***** EXERCISE INPUT
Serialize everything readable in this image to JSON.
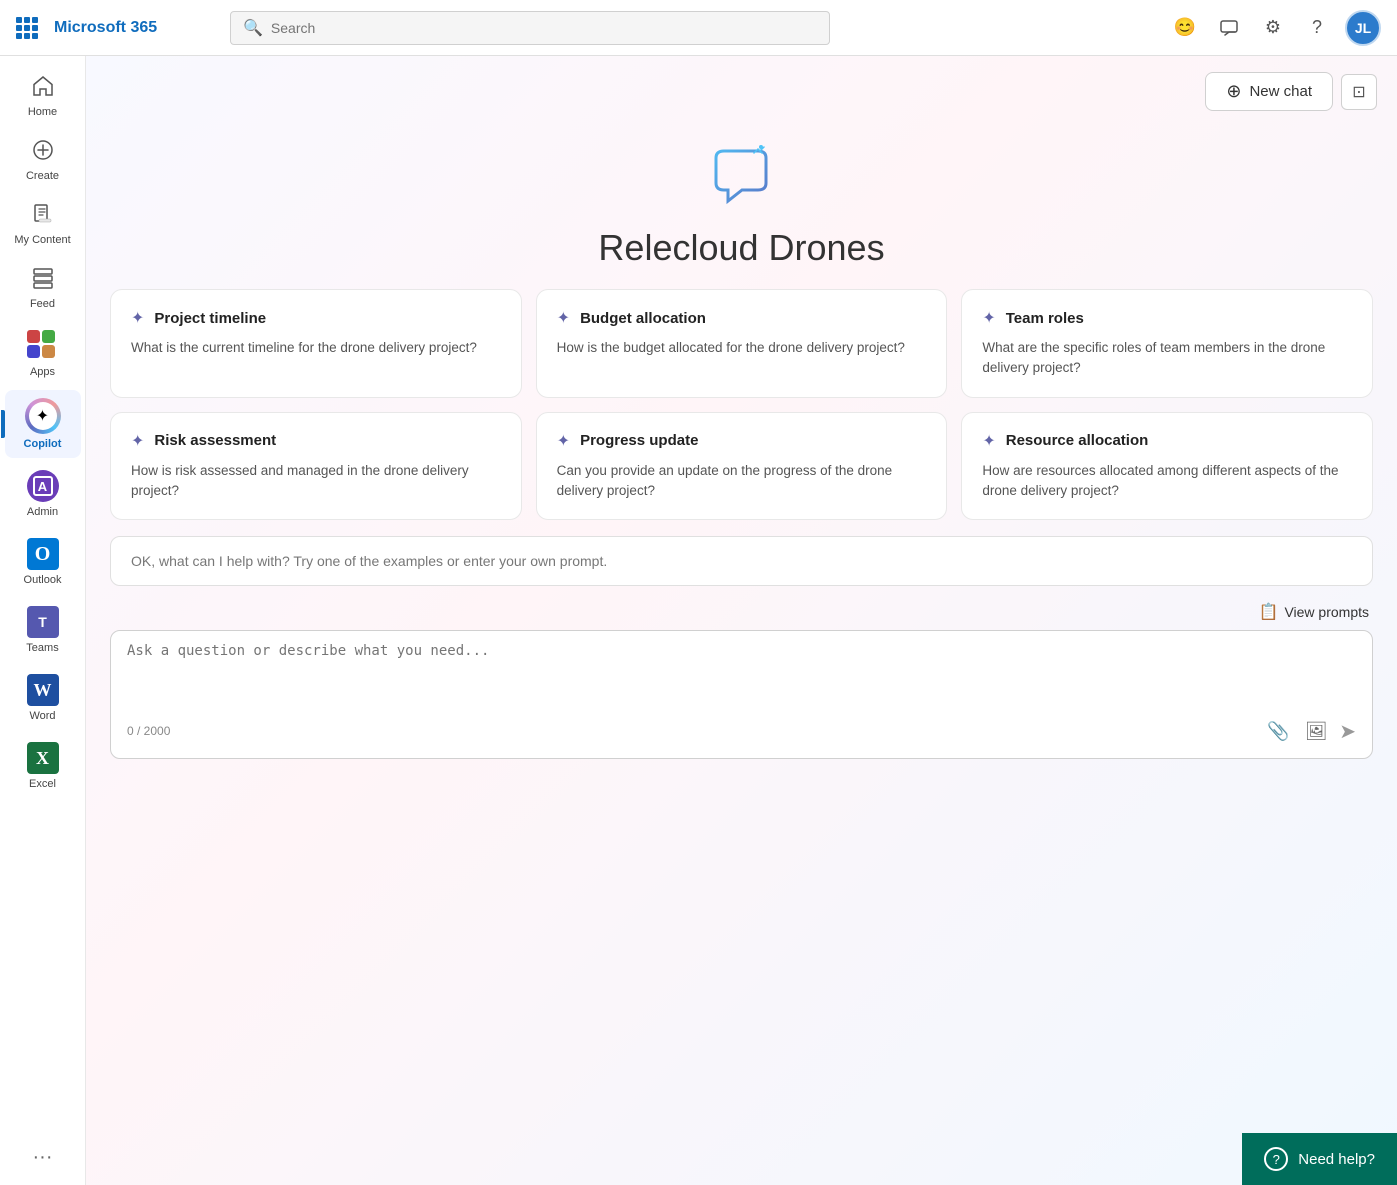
{
  "app": {
    "name": "Microsoft 365",
    "avatar_initials": "JL"
  },
  "search": {
    "placeholder": "Search"
  },
  "topbar": {
    "emoji_label": "😊",
    "feedback_label": "✏",
    "settings_label": "⚙",
    "help_label": "?"
  },
  "sidebar": {
    "items": [
      {
        "id": "home",
        "label": "Home",
        "icon": "home"
      },
      {
        "id": "create",
        "label": "Create",
        "icon": "create"
      },
      {
        "id": "my-content",
        "label": "My Content",
        "icon": "content"
      },
      {
        "id": "feed",
        "label": "Feed",
        "icon": "feed"
      },
      {
        "id": "apps",
        "label": "Apps",
        "icon": "apps"
      },
      {
        "id": "copilot",
        "label": "Copilot",
        "icon": "copilot",
        "active": true
      },
      {
        "id": "admin",
        "label": "Admin",
        "icon": "admin"
      },
      {
        "id": "outlook",
        "label": "Outlook",
        "icon": "outlook"
      },
      {
        "id": "teams",
        "label": "Teams",
        "icon": "teams"
      },
      {
        "id": "word",
        "label": "Word",
        "icon": "word"
      },
      {
        "id": "excel",
        "label": "Excel",
        "icon": "excel"
      }
    ],
    "more_label": "···"
  },
  "header": {
    "new_chat_label": "New chat",
    "expand_icon": "⊡"
  },
  "hero": {
    "title": "Relecloud Drones"
  },
  "cards": [
    {
      "id": "project-timeline",
      "title": "Project timeline",
      "desc": "What is the current timeline for the drone delivery project?"
    },
    {
      "id": "budget-allocation",
      "title": "Budget allocation",
      "desc": "How is the budget allocated for the drone delivery project?"
    },
    {
      "id": "team-roles",
      "title": "Team roles",
      "desc": "What are the specific roles of team members in the drone delivery project?"
    },
    {
      "id": "risk-assessment",
      "title": "Risk assessment",
      "desc": "How is risk assessed and managed in the drone delivery project?"
    },
    {
      "id": "progress-update",
      "title": "Progress update",
      "desc": "Can you provide an update on the progress of the drone delivery project?"
    },
    {
      "id": "resource-allocation",
      "title": "Resource allocation",
      "desc": "How are resources allocated among different aspects of the drone delivery project?"
    }
  ],
  "prompt_placeholder": "OK, what can I help with? Try one of the examples or enter your own prompt.",
  "view_prompts_label": "View prompts",
  "input": {
    "char_count": "0 / 2000",
    "placeholder": "Ask a question or describe what you need..."
  },
  "need_help": {
    "label": "Need help?"
  }
}
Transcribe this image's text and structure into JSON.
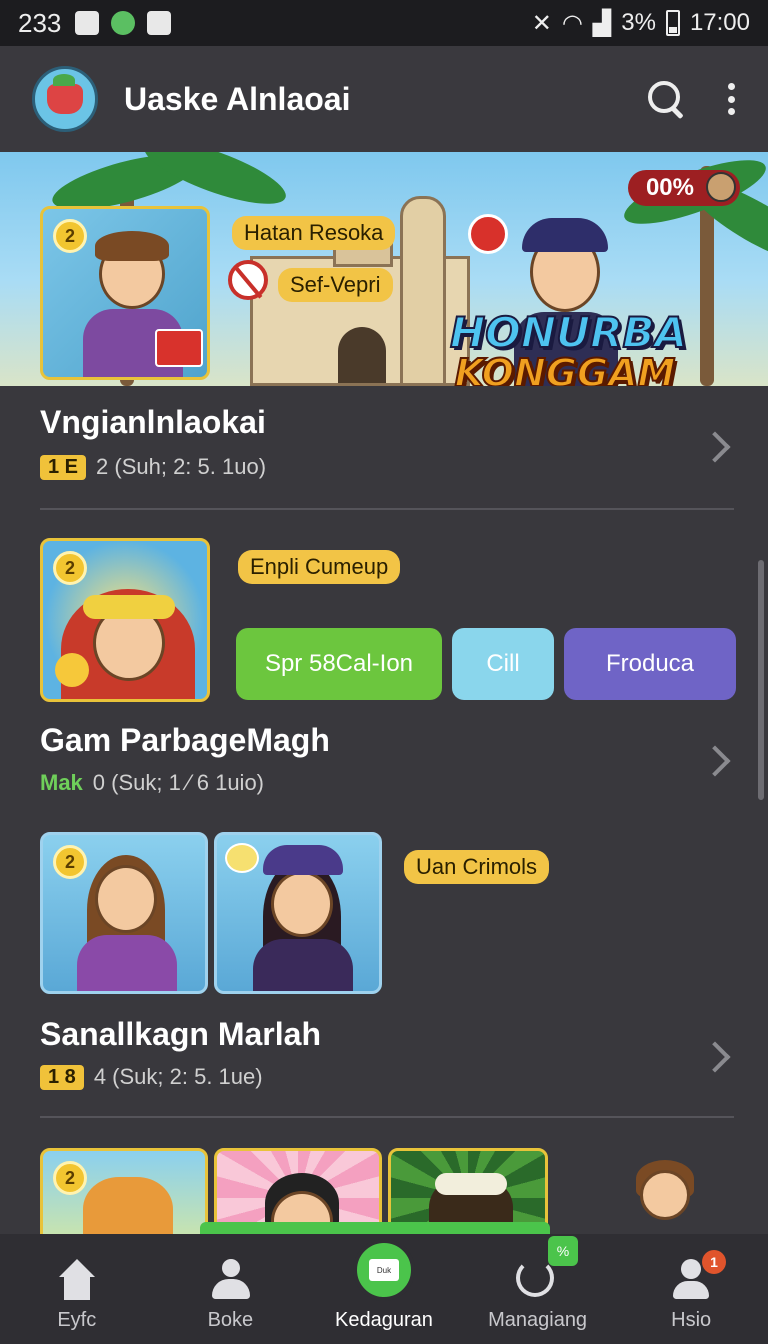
{
  "status_bar": {
    "time_left": "233",
    "battery": "3%",
    "clock": "17:00"
  },
  "app_bar": {
    "title": "Uaske Alnlaoai"
  },
  "banner": {
    "card_badge": "2",
    "pill_1": "Hatan Resoka",
    "pill_2": "Sef-Vepri",
    "percent_tag": "00%",
    "logo_line_1": "HONURBA",
    "logo_line_2": "KONGGAM"
  },
  "items": [
    {
      "title": "Vngianlnlaokai",
      "tag": "1 E",
      "meta": "2 (Suh; 2: 5. 1uo)"
    },
    {
      "title": "Gam ParbageMagh",
      "tag": "Mak",
      "meta": "0 (Suk; 1 ⁄ 6 1uio)",
      "card_badge": "2",
      "pill": "Enpli Cumeup",
      "buttons": [
        {
          "label": "Spr 58Cal-Ion",
          "color": "#6cc63e"
        },
        {
          "label": "Cill",
          "color": "#8ad6ec"
        },
        {
          "label": "Froduca",
          "color": "#6f64c6"
        }
      ]
    },
    {
      "title": "Sanallkagn Marlah",
      "tag": "1 8",
      "meta": "4 (Suk; 2: 5. 1ue)",
      "card_badge": "2",
      "pill": "Uan Crimols"
    },
    {
      "card_badge": "2"
    }
  ],
  "bottom_nav": [
    {
      "label": "Eyfc",
      "icon": "home-icon"
    },
    {
      "label": "Boke",
      "icon": "people-icon"
    },
    {
      "label": "Kedaguran",
      "icon": "wallet-icon",
      "card_text": "Duk"
    },
    {
      "label": "Managiang",
      "icon": "manage-icon",
      "badge": "%"
    },
    {
      "label": "Hsio",
      "icon": "profile-icon",
      "badge": "1"
    }
  ],
  "colors": {
    "background": "#39383d",
    "accent_yellow": "#f0c23a",
    "accent_green": "#4bc44b"
  }
}
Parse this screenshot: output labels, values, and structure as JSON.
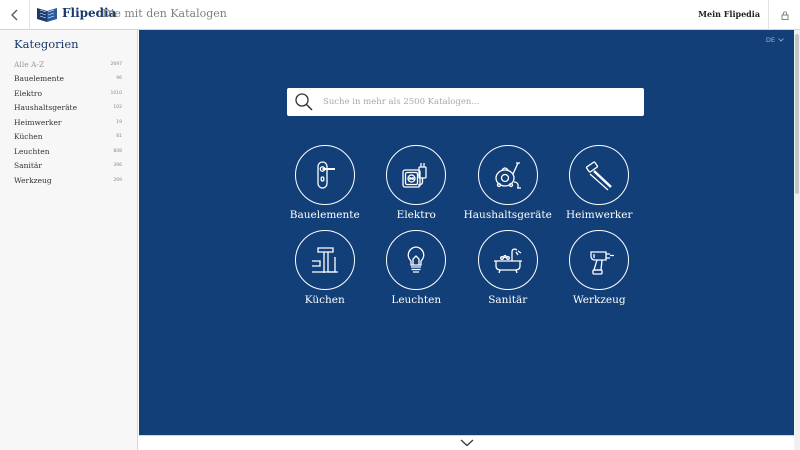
{
  "header": {
    "brand": "Flipedia",
    "tagline": "Die mit den Katalogen",
    "account_link": "Mein Flipedia",
    "icons": [
      "chevron-left-icon",
      "book-logo-icon",
      "lock-icon"
    ]
  },
  "sidebar": {
    "title": "Kategorien",
    "items": [
      {
        "label": "Alle A-Z",
        "count": "2697"
      },
      {
        "label": "Bauelemente",
        "count": "96"
      },
      {
        "label": "Elektro",
        "count": "1010"
      },
      {
        "label": "Haushaltsgeräte",
        "count": "102"
      },
      {
        "label": "Heimwerker",
        "count": "19"
      },
      {
        "label": "Küchen",
        "count": "81"
      },
      {
        "label": "Leuchten",
        "count": "808"
      },
      {
        "label": "Sanitär",
        "count": "396"
      },
      {
        "label": "Werkzeug",
        "count": "269"
      }
    ]
  },
  "main": {
    "language": "DE",
    "search": {
      "placeholder": "Suche in mehr als 2500 Katalogen..."
    },
    "categories": [
      {
        "label": "Bauelemente",
        "icon": "door-handle-icon"
      },
      {
        "label": "Elektro",
        "icon": "power-plug-icon"
      },
      {
        "label": "Haushaltsgeräte",
        "icon": "vacuum-cleaner-icon"
      },
      {
        "label": "Heimwerker",
        "icon": "paint-roller-icon"
      },
      {
        "label": "Küchen",
        "icon": "kitchen-faucet-icon"
      },
      {
        "label": "Leuchten",
        "icon": "light-bulb-icon"
      },
      {
        "label": "Sanitär",
        "icon": "bathtub-icon"
      },
      {
        "label": "Werkzeug",
        "icon": "power-drill-icon"
      }
    ]
  },
  "colors": {
    "main_background": "#133f79",
    "brand_blue": "#17396b",
    "sidebar_background": "#f7f7f7"
  }
}
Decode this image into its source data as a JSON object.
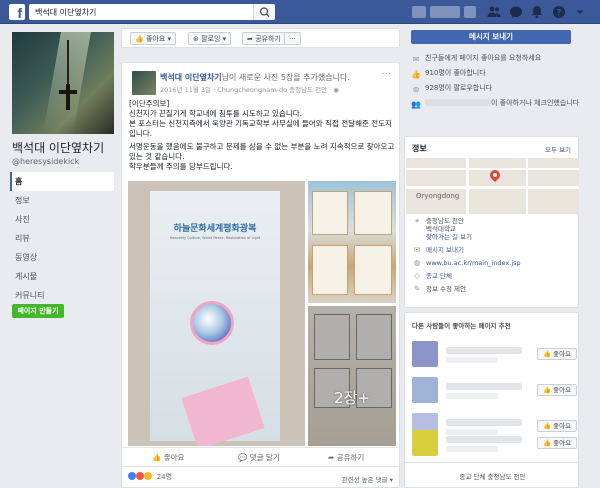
{
  "topbar": {
    "search_value": "백석대 이단옆차기",
    "icons": [
      "facebook-logo",
      "search-icon",
      "friends-icon",
      "messages-icon",
      "notifications-icon",
      "help-icon",
      "dropdown-icon"
    ]
  },
  "left": {
    "page_name": "백석대 이단옆차기",
    "handle": "@heresysidekick",
    "nav": [
      "홈",
      "정보",
      "사진",
      "리뷰",
      "동영상",
      "게시물",
      "커뮤니티"
    ],
    "create_page": "페이지 만들기"
  },
  "action_bar": {
    "like": "좋아요",
    "follow": "팔로잉",
    "share": "공유하기",
    "more": "···"
  },
  "post": {
    "author": "백석대 이단옆차기",
    "action": "님이 새로운 사진 5장을 추가했습니다.",
    "meta": "2016년 11월 3일 · Chungcheongnam-do 충청남도 천안 · ",
    "paragraphs": [
      "[이단주의보]",
      "신천지가 끈질기게 학교내에 침투를 시도하고 있습니다.",
      "본 포스터는 신천지측에서 욱양관 기독교학부 사무실에 들어와 직접 전달해준 전도지 입니다.",
      "서명운동을 했음에도 불구하고 문제를 삼을 수 없는 부분을 노려 지속적으로 찾아오고 있는 것 같습니다.",
      "학우분들께 주의를 당부드립니다."
    ],
    "brochure_title": "하늘문화세계평화광복",
    "brochure_subtitle": "Heavenly Culture, World Peace, Restoration of Light",
    "more_photos": "2장+",
    "actions": [
      "좋아요",
      "댓글 달기",
      "공유하기"
    ],
    "reaction_count": "24명",
    "sort": "관련성 높은 댓글 ▾"
  },
  "right": {
    "message_button": "메시지 보내기",
    "stats": [
      {
        "icon": "invite-icon",
        "text": "친구들에게 페이지 좋아요를 요청하세요"
      },
      {
        "icon": "like-icon",
        "text": "910명이 좋아합니다"
      },
      {
        "icon": "follow-icon",
        "text": "928명이 팔로우합니다"
      },
      {
        "icon": "people-icon",
        "text": "이 좋아하거나 체크인했습니다"
      }
    ],
    "info": {
      "title": "정보",
      "see_all": "모두 보기",
      "map_label": "Oryongdong",
      "rows": [
        {
          "icon": "location-icon",
          "text": "충청남도 천안\n백석대학교\n찾아가는 길 보기"
        },
        {
          "icon": "messenger-icon",
          "text": "메시지 보내기"
        },
        {
          "icon": "globe-icon",
          "text": "www.bu.ac.kr/main_index.jsp"
        },
        {
          "icon": "tag-icon",
          "text": "종교 단체"
        },
        {
          "icon": "edit-icon",
          "text": "정보 수정 제안"
        }
      ]
    },
    "suggestions": {
      "title": "다른 사람들이 좋아하는 페이지 추천",
      "like_label": "좋아요",
      "thumb_colors": [
        "#8b95c9",
        "#9fb3d6",
        "#b6bfe0",
        "#d8cf3e"
      ],
      "footer": "종교 단체 충청남도 천안"
    }
  }
}
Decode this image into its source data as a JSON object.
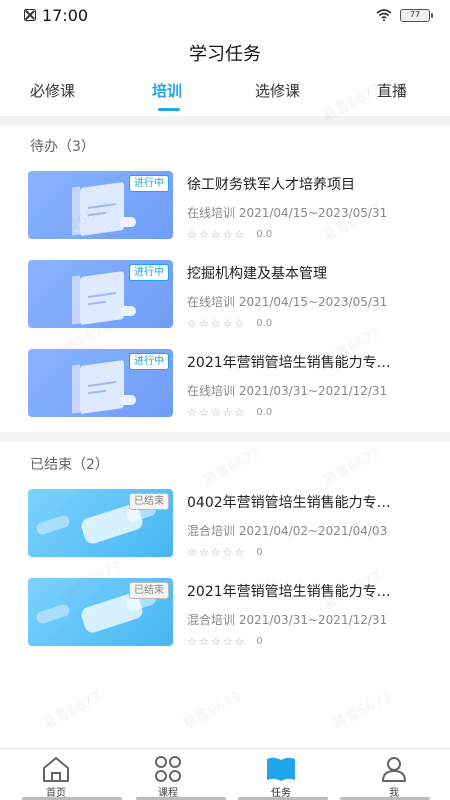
{
  "status_bar": {
    "time": "17:00",
    "battery": "77"
  },
  "header": {
    "title": "学习任务"
  },
  "tabs": [
    {
      "label": "必修课",
      "active": false
    },
    {
      "label": "培训",
      "active": true
    },
    {
      "label": "选修课",
      "active": false
    },
    {
      "label": "直播",
      "active": false
    }
  ],
  "todo": {
    "title": "待办（3）",
    "items": [
      {
        "badge": "进行中",
        "title": "徐工财务铁军人才培养项目",
        "meta": "在线培训 2021/04/15~2023/05/31",
        "stars": "☆☆☆☆☆",
        "score": "0.0"
      },
      {
        "badge": "进行中",
        "title": "挖掘机构建及基本管理",
        "meta": "在线培训 2021/04/15~2023/05/31",
        "stars": "☆☆☆☆☆",
        "score": "0.0"
      },
      {
        "badge": "进行中",
        "title": "2021年营销管培生销售能力专…",
        "meta": "在线培训 2021/03/31~2021/12/31",
        "stars": "☆☆☆☆☆",
        "score": "0.0"
      }
    ]
  },
  "ended": {
    "title": "已结束（2）",
    "items": [
      {
        "badge": "已结束",
        "title": "0402年营销管培生销售能力专…",
        "meta": "混合培训 2021/04/02~2021/04/03",
        "stars": "☆☆☆☆☆",
        "score": "0"
      },
      {
        "badge": "已结束",
        "title": "2021年营销管培生销售能力专…",
        "meta": "混合培训 2021/03/31~2021/12/31",
        "stars": "☆☆☆☆☆",
        "score": "0"
      }
    ]
  },
  "bottom_nav": [
    {
      "label": "首页",
      "icon": "home-icon"
    },
    {
      "label": "课程",
      "icon": "course-icon"
    },
    {
      "label": "任务",
      "icon": "book-icon"
    },
    {
      "label": "我",
      "icon": "user-icon"
    }
  ],
  "watermark": "慕雪6673",
  "colors": {
    "accent": "#1fa6e8"
  }
}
**********
- **CHALLENGE**:
Using the entries above, return each line in which the word "meta" occurs.

- **OUTPUT FOR THIS EXERCISE**:
      "meta": "2 (Suh; 2: 5. 1uo)"
      "meta": "0 (Suk; 1 ⁄ 6 1uio)",
      "meta": "4 (Suk; 2: 5. 1ue)",
    "meta": "2016년 11월 3일 · Chungcheongnam-do 충청남도 천안 · ",
        "meta": "在线培训 2021/04/15~2023/05/31",
        "meta": "在线培训 2021/04/15~2023/05/31",
        "meta": "在线培训 2021/03/31~2021/12/31",
        "meta": "混合培训 2021/04/02~2021/04/03",
        "meta": "混合培训 2021/03/31~2021/12/31",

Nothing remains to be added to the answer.